> Work required
Count how many lines contain the word "ylabel". Respond with the number alone.

> Information supplied

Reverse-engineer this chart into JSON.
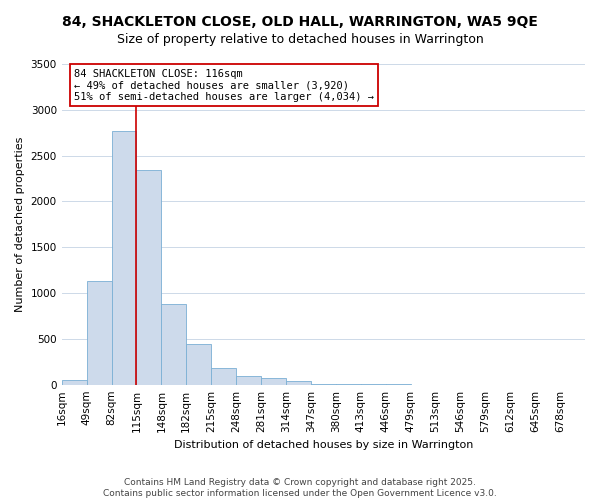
{
  "title": "84, SHACKLETON CLOSE, OLD HALL, WARRINGTON, WA5 9QE",
  "subtitle": "Size of property relative to detached houses in Warrington",
  "xlabel": "Distribution of detached houses by size in Warrington",
  "ylabel": "Number of detached properties",
  "bar_values": [
    50,
    1130,
    2770,
    2340,
    880,
    440,
    185,
    100,
    70,
    35,
    10,
    5,
    3,
    2,
    1,
    1,
    0,
    0,
    0,
    0,
    0
  ],
  "bin_labels": [
    "16sqm",
    "49sqm",
    "82sqm",
    "115sqm",
    "148sqm",
    "182sqm",
    "215sqm",
    "248sqm",
    "281sqm",
    "314sqm",
    "347sqm",
    "380sqm",
    "413sqm",
    "446sqm",
    "479sqm",
    "513sqm",
    "546sqm",
    "579sqm",
    "612sqm",
    "645sqm",
    "678sqm"
  ],
  "bar_color": "#cddaeb",
  "bar_edge_color": "#7aafd4",
  "annotation_line1": "84 SHACKLETON CLOSE: 116sqm",
  "annotation_line2": "← 49% of detached houses are smaller (3,920)",
  "annotation_line3": "51% of semi-detached houses are larger (4,034) →",
  "vline_x_index": 3,
  "vline_color": "#cc0000",
  "ylim": [
    0,
    3500
  ],
  "yticks": [
    0,
    500,
    1000,
    1500,
    2000,
    2500,
    3000,
    3500
  ],
  "bg_color": "#ffffff",
  "grid_color": "#cdd9e8",
  "footer_line1": "Contains HM Land Registry data © Crown copyright and database right 2025.",
  "footer_line2": "Contains public sector information licensed under the Open Government Licence v3.0.",
  "title_fontsize": 10,
  "subtitle_fontsize": 9,
  "annotation_fontsize": 7.5,
  "axis_label_fontsize": 8,
  "tick_fontsize": 7.5,
  "footer_fontsize": 6.5
}
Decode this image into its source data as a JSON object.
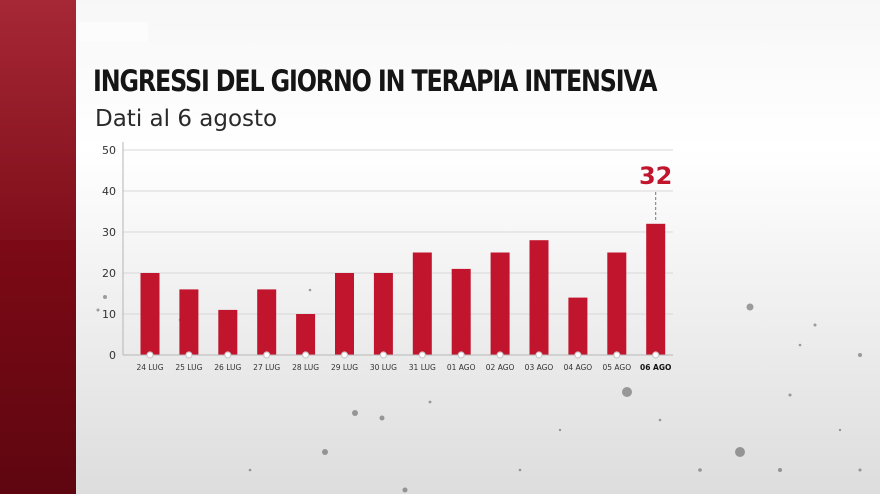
{
  "title": "INGRESSI DEL GIORNO IN TERAPIA INTENSIVA",
  "subtitle": "Dati al 6 agosto",
  "colors": {
    "bar": "#c0152d",
    "accent": "#c0152d",
    "band": "#8b0c1a",
    "grid": "#d8d8d8",
    "axis": "#b5b5b5"
  },
  "chart_data": {
    "type": "bar",
    "title": "INGRESSI DEL GIORNO IN TERAPIA INTENSIVA",
    "subtitle": "Dati al 6 agosto",
    "xlabel": "",
    "ylabel": "",
    "categories": [
      "24 LUG",
      "25 LUG",
      "26 LUG",
      "27 LUG",
      "28 LUG",
      "29 LUG",
      "30 LUG",
      "31 LUG",
      "01 AGO",
      "02 AGO",
      "03 AGO",
      "04 AGO",
      "05 AGO",
      "06 AGO"
    ],
    "values": [
      20,
      16,
      11,
      16,
      10,
      20,
      20,
      25,
      21,
      25,
      28,
      14,
      25,
      32
    ],
    "ylim": [
      0,
      50
    ],
    "yticks": [
      0,
      10,
      20,
      30,
      40,
      50
    ],
    "grid": true,
    "highlight": {
      "category": "06 AGO",
      "label": "32"
    }
  }
}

> Solution to this task
2